--- start of Records for this task ---

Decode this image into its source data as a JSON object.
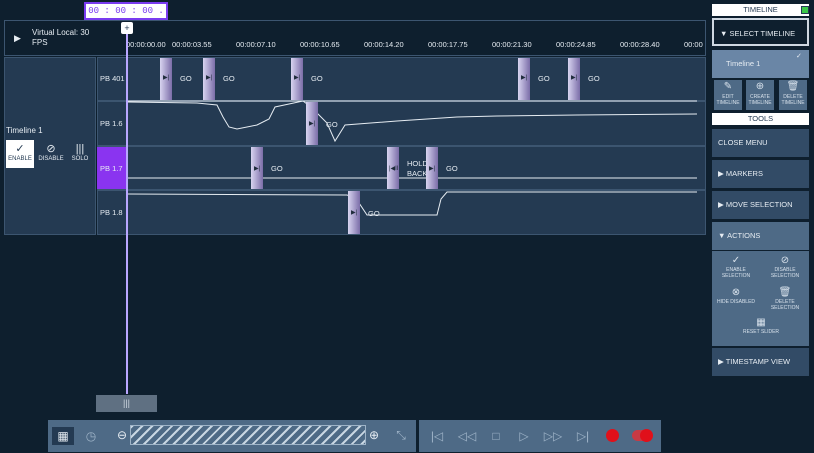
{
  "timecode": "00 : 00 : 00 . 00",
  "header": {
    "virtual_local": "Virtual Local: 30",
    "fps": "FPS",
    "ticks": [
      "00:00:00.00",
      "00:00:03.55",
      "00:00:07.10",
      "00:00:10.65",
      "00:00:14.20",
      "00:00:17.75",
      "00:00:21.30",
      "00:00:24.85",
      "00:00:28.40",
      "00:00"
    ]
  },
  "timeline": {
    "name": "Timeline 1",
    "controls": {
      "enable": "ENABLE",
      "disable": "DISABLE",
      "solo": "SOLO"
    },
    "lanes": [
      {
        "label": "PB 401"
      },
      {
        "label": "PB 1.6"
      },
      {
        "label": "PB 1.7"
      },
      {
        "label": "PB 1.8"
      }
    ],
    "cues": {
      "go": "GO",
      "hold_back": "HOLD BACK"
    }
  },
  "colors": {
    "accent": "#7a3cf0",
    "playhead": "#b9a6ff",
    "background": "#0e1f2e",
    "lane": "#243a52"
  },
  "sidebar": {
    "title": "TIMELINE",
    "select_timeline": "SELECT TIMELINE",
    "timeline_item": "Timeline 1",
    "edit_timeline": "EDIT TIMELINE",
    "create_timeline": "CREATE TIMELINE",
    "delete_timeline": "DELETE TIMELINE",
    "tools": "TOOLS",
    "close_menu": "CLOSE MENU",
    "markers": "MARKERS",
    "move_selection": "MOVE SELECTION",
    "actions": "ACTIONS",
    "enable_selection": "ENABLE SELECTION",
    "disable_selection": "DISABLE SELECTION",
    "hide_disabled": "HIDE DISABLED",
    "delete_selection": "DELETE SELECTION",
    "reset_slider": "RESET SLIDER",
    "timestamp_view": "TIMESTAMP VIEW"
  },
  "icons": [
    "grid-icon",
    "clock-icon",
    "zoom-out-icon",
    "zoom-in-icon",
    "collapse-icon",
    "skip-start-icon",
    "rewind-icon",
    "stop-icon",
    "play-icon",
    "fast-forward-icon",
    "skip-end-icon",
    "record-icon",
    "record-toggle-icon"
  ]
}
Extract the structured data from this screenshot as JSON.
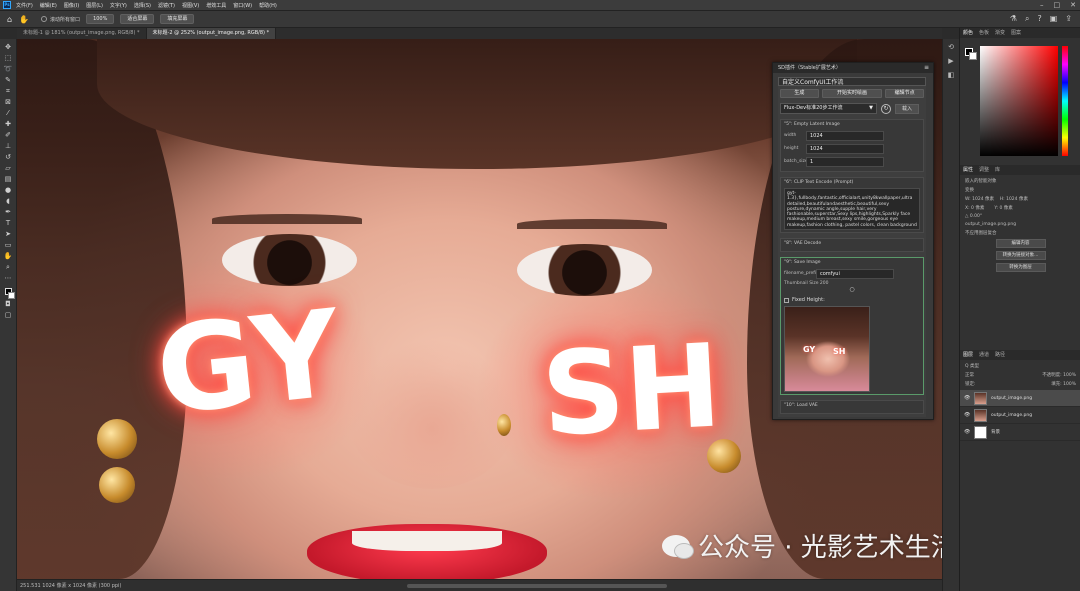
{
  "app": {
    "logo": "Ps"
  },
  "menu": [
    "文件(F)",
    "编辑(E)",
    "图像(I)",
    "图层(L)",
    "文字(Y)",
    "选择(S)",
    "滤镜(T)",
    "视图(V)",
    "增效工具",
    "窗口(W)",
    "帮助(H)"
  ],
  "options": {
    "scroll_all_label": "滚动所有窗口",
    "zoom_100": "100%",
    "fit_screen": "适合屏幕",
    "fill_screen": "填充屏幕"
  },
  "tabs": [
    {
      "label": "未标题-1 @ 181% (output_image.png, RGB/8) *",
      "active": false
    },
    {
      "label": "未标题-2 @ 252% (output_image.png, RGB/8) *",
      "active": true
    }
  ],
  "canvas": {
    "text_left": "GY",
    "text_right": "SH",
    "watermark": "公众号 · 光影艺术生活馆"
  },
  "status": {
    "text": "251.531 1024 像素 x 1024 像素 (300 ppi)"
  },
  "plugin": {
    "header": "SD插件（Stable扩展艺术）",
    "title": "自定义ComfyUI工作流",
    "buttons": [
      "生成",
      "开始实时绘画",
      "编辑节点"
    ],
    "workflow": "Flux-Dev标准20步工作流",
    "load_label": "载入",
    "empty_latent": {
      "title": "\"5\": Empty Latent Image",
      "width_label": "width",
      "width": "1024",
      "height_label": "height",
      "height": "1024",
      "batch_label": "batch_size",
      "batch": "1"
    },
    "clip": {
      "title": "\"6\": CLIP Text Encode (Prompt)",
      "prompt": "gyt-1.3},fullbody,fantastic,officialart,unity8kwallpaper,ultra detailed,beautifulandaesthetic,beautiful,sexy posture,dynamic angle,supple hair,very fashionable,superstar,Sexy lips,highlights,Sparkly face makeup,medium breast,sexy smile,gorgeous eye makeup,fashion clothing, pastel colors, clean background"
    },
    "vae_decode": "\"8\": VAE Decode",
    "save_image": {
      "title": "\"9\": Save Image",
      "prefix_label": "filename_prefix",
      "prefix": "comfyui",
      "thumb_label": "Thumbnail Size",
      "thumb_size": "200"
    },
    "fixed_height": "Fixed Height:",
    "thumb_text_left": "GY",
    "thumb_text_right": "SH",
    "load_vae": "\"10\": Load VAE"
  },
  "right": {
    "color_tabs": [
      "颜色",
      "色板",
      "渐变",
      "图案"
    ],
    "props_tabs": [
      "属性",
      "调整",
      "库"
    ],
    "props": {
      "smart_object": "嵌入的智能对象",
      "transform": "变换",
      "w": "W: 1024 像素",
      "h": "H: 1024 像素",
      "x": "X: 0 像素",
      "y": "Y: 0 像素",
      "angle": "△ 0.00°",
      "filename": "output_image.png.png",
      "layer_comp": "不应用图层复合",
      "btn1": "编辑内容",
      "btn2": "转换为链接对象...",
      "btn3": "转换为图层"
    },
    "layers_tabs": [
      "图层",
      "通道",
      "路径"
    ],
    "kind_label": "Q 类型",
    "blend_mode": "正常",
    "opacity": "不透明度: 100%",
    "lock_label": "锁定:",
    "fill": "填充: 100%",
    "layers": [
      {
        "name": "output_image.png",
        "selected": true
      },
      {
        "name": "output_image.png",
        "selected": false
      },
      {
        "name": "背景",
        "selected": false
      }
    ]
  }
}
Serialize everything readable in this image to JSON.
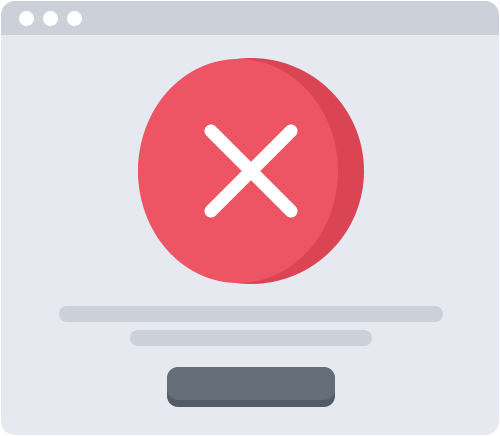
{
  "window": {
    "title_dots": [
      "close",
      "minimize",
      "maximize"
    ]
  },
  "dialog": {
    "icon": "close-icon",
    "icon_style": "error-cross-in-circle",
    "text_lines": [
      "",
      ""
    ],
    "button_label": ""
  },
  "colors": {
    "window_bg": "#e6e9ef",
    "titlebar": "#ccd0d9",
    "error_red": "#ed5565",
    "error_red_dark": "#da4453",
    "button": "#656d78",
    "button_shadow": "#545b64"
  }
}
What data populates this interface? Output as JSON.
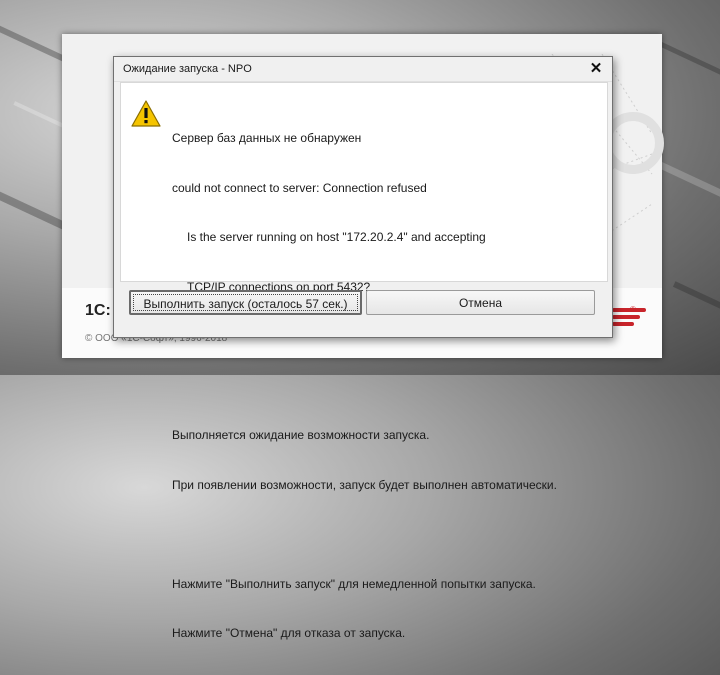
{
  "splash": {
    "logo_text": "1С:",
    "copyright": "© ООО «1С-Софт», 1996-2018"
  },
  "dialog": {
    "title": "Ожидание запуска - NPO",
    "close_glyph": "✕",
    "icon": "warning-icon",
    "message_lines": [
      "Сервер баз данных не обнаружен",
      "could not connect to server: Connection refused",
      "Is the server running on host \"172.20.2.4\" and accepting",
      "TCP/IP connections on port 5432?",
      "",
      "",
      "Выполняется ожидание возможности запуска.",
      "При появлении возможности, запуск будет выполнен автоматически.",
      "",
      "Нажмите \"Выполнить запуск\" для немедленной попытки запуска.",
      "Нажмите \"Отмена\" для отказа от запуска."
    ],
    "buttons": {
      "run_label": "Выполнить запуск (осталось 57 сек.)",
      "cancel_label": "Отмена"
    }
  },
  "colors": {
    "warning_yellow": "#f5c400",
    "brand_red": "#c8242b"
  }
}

--- end of Records for this task ---
--- start of Records for this task ---

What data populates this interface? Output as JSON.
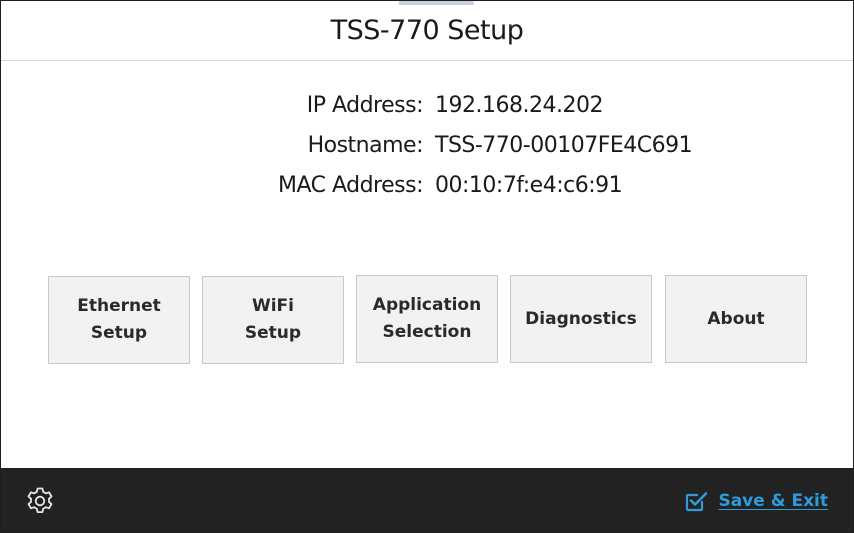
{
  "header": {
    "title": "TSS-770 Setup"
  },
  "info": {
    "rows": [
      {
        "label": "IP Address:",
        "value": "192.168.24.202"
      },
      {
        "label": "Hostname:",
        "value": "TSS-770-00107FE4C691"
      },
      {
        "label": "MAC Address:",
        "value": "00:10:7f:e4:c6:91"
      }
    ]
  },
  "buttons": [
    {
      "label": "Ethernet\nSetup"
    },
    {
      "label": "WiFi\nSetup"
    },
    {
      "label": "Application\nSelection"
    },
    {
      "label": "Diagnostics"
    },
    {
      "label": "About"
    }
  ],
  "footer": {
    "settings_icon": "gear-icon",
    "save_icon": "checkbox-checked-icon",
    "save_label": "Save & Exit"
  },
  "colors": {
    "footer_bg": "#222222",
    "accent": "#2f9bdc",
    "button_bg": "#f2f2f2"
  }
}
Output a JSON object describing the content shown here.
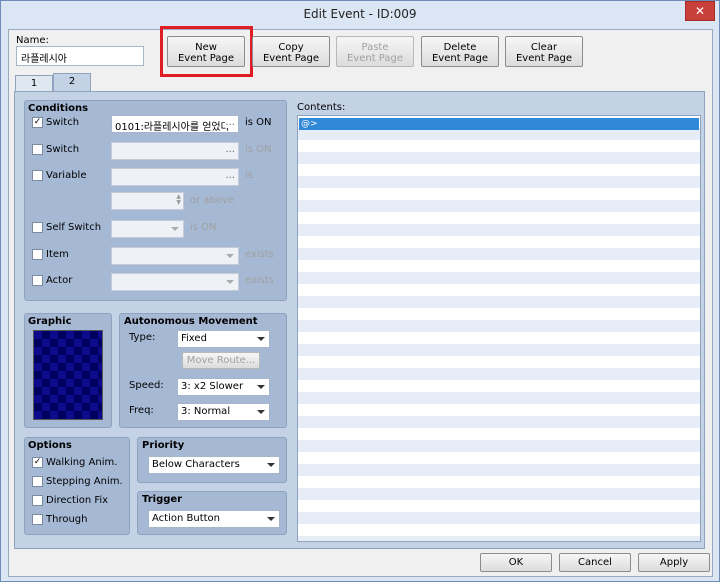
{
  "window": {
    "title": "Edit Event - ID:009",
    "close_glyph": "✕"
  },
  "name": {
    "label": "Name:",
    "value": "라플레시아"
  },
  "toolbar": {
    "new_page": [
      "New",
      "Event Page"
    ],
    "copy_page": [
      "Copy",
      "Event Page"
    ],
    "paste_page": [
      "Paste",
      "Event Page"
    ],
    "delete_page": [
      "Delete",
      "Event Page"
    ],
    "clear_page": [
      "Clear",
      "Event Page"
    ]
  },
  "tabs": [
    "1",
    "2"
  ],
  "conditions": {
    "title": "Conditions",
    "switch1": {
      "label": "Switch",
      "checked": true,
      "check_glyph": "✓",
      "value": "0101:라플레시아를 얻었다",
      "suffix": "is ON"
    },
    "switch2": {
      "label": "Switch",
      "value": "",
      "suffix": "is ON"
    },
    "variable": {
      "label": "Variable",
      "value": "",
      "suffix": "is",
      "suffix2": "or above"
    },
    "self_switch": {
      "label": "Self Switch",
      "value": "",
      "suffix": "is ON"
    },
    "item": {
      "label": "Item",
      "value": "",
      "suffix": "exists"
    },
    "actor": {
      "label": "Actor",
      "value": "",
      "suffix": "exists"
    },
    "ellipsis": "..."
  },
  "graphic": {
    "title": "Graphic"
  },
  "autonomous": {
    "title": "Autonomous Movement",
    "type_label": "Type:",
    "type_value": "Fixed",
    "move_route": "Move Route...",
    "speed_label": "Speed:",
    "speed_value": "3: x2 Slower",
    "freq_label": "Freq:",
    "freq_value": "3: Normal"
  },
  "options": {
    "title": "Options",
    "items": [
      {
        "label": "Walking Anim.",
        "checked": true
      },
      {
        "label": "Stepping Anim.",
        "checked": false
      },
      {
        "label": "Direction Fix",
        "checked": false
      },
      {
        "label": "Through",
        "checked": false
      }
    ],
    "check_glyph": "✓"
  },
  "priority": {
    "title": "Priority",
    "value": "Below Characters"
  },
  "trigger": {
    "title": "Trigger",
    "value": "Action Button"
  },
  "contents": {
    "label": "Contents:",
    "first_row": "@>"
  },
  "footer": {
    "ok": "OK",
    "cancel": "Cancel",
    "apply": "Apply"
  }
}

--- end of Records for this task ---

What you have to do: Review the material and copy each line in which the word "Нажмите" appears.

Exercise answer:
      "Нажмите \"Выполнить запуск\" для немедленной попытки запуска.",
      "Нажмите \"Отмена\" для отказа от запуска."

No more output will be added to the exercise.